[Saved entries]
★ ★ ★ ★

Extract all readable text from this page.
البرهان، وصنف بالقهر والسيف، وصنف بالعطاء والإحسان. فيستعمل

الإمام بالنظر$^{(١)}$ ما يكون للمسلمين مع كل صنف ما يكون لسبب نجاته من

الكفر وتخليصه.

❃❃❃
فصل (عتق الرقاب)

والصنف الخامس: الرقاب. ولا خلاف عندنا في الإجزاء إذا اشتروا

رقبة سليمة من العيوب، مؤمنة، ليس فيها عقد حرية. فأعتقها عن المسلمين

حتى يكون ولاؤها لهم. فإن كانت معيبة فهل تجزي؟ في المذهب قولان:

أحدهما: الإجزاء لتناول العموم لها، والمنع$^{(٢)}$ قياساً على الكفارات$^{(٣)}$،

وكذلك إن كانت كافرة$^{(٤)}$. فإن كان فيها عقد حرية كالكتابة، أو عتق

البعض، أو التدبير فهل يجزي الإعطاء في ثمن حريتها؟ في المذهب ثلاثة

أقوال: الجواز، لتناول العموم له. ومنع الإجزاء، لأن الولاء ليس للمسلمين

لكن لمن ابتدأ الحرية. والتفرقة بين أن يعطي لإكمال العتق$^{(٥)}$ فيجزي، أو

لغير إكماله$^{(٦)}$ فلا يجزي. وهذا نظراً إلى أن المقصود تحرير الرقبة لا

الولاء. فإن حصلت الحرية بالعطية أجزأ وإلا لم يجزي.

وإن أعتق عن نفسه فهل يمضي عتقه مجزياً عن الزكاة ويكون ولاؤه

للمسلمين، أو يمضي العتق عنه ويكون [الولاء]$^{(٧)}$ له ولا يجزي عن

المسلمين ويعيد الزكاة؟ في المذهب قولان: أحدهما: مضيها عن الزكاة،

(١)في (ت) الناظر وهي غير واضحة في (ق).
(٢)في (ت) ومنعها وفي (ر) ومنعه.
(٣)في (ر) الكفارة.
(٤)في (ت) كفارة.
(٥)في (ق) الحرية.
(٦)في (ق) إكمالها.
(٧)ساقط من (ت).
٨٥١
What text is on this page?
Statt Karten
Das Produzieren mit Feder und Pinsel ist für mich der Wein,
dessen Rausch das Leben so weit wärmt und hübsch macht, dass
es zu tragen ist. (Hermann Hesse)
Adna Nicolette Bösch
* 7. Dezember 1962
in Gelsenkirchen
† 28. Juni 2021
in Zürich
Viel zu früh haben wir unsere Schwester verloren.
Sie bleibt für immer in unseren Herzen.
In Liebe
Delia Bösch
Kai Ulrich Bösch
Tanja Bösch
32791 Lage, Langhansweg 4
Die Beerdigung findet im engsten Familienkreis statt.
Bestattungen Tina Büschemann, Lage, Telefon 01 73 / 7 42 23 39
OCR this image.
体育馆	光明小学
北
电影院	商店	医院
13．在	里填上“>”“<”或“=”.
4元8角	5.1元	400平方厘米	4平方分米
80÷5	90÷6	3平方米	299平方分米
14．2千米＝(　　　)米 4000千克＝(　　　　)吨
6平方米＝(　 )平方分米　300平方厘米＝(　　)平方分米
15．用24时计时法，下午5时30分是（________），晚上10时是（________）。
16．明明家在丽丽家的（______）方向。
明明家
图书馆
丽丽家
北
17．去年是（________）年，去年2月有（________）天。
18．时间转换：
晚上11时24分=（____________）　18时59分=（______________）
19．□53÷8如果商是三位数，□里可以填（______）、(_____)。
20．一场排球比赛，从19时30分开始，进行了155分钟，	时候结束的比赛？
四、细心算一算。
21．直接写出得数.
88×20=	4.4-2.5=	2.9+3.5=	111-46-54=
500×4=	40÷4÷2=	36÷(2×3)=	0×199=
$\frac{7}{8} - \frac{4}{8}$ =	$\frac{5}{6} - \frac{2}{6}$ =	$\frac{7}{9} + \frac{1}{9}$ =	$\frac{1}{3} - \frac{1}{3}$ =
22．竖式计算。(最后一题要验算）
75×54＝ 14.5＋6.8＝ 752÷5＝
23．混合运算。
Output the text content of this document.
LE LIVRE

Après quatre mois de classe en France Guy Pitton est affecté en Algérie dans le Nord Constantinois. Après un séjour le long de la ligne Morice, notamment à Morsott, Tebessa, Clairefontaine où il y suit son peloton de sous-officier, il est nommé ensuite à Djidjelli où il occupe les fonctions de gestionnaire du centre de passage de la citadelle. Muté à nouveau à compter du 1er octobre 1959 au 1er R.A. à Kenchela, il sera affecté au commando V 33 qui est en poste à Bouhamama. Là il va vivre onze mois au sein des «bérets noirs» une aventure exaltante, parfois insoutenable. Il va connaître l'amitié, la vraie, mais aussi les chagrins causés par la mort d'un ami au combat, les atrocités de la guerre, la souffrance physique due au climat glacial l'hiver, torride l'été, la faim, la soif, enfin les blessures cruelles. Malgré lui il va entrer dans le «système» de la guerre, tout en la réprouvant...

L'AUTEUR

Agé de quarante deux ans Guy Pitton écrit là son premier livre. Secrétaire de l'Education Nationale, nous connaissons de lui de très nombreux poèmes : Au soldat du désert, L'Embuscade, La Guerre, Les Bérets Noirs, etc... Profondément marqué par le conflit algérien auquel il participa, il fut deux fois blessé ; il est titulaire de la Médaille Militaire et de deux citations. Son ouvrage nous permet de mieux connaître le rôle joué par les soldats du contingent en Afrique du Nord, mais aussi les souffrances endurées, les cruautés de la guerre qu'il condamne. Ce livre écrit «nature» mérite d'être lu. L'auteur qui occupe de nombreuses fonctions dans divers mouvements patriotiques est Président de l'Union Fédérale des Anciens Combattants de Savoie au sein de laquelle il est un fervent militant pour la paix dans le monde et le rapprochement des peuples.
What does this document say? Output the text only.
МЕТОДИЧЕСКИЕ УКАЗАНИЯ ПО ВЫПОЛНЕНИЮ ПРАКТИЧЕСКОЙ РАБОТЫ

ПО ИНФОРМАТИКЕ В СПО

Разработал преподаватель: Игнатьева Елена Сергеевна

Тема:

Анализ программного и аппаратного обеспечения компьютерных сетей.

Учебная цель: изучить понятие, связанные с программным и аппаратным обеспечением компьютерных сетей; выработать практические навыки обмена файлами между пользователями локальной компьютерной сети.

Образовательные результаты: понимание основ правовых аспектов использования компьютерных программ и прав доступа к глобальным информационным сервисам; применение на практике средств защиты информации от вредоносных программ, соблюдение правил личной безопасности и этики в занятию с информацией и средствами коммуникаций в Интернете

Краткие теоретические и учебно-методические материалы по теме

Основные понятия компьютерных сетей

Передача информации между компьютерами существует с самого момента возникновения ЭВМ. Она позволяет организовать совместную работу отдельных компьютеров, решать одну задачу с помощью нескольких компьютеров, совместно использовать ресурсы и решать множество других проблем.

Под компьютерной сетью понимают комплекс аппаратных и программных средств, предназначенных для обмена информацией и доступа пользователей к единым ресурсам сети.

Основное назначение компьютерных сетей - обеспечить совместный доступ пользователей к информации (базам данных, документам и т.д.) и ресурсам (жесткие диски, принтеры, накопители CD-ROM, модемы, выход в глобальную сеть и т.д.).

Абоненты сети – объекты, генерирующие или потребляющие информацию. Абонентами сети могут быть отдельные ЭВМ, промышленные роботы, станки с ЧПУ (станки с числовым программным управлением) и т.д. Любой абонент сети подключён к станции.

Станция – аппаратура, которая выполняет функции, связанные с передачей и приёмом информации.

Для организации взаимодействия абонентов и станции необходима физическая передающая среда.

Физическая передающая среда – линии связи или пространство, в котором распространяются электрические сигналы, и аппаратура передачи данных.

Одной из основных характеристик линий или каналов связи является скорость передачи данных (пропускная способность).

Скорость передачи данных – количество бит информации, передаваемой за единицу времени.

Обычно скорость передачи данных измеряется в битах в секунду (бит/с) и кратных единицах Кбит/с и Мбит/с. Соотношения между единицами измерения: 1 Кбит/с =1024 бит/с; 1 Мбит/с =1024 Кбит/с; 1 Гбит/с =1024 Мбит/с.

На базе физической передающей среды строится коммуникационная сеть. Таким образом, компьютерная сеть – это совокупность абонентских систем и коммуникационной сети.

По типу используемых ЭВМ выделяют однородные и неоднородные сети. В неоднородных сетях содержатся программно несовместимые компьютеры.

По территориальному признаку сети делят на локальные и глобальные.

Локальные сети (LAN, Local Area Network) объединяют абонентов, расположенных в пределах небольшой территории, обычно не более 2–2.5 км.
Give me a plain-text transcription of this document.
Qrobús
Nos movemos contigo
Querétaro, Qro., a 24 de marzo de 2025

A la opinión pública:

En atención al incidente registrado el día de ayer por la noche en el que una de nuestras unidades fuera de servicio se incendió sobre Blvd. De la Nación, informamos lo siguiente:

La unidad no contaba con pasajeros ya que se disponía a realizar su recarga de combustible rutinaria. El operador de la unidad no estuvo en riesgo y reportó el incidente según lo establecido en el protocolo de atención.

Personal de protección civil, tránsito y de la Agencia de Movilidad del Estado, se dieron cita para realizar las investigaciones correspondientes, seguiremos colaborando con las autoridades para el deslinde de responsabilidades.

★ ★ ★ ★

- _Stated problem_:
Copy only this span: the line that contains "Give me a plain-text", the last line, and every line between them.

- _Complete output_:
Give me a plain-text transcription of this document.
Qrobús
Nos movemos contigo
Querétaro, Qro., a 24 de marzo de 2025

A la opinión pública:

En atención al incidente registrado el día de ayer por la noche en el que una de nuestras unidades fuera de servicio se incendió sobre Blvd. De la Nación, informamos lo siguiente:

La unidad no contaba con pasajeros ya que se disponía a realizar su recarga de combustible rutinaria. El operador de la unidad no estuvo en riesgo y reportó el incidente según lo establecido en el protocolo de atención.

Personal de protección civil, tránsito y de la Agencia de Movilidad del Estado, se dieron cita para realizar las investigaciones correspondientes, seguiremos colaborando con las autoridades para el deslinde de responsabilidades.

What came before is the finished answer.